**To be done**
Go through the records and show each line where the word "girl" occurs.

**Information given**
....................

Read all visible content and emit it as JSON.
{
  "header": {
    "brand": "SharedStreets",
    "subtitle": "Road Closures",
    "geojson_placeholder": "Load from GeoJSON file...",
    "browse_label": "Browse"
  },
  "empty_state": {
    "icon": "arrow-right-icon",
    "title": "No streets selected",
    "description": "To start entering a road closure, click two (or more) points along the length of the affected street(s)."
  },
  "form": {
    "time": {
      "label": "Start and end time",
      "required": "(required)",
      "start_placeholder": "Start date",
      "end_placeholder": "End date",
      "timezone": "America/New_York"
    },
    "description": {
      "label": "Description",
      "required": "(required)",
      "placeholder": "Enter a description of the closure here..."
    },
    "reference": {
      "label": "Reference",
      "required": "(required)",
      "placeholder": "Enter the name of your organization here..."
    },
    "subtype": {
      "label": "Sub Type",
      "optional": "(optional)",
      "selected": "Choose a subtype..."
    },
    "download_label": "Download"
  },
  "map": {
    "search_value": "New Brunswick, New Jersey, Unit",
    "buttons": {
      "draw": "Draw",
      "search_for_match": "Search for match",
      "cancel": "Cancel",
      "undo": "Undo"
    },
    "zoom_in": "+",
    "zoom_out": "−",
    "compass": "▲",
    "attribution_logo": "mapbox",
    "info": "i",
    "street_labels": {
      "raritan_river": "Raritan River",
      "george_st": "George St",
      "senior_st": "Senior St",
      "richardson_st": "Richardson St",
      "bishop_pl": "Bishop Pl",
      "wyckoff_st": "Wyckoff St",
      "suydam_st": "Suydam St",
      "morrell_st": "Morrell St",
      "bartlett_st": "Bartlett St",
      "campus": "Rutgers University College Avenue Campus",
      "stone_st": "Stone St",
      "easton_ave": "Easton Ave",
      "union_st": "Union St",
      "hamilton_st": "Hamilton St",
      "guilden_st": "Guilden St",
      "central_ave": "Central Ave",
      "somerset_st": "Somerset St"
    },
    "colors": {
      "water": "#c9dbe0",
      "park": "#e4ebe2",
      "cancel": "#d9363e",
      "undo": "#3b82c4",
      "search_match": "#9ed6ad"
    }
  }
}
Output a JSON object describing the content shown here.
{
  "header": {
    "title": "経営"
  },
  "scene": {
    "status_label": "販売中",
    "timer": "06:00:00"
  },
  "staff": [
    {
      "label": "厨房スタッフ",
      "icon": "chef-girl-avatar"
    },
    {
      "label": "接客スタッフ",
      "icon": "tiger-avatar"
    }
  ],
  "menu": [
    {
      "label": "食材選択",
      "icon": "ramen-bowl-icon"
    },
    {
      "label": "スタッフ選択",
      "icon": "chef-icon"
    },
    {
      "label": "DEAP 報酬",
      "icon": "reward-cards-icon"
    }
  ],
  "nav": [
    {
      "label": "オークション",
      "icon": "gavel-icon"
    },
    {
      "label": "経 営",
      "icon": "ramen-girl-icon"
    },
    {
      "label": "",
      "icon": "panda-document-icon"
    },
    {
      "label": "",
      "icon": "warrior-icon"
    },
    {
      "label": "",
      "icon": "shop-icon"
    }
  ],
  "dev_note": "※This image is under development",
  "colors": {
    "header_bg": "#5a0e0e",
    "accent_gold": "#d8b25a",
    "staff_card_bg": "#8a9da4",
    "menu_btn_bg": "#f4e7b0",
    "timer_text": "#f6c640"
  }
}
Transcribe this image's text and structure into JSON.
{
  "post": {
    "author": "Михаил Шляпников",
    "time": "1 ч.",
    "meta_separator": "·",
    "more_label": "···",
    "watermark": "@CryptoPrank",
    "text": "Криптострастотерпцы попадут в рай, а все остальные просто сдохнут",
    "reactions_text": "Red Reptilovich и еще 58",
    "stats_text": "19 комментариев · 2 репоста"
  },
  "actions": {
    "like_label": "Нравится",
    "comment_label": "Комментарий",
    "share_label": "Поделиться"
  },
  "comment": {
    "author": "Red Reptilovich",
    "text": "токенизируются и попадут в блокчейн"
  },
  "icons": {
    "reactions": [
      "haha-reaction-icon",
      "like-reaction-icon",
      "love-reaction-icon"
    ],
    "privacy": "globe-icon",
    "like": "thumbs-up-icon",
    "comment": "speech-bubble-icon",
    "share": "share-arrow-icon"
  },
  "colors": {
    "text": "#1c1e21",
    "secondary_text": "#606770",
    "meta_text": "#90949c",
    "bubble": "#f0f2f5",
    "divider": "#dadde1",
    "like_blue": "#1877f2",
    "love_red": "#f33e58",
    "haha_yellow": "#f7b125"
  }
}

....................

**Output for this exercise**
      "icon": "chef-girl-avatar"
      "icon": "ramen-girl-icon"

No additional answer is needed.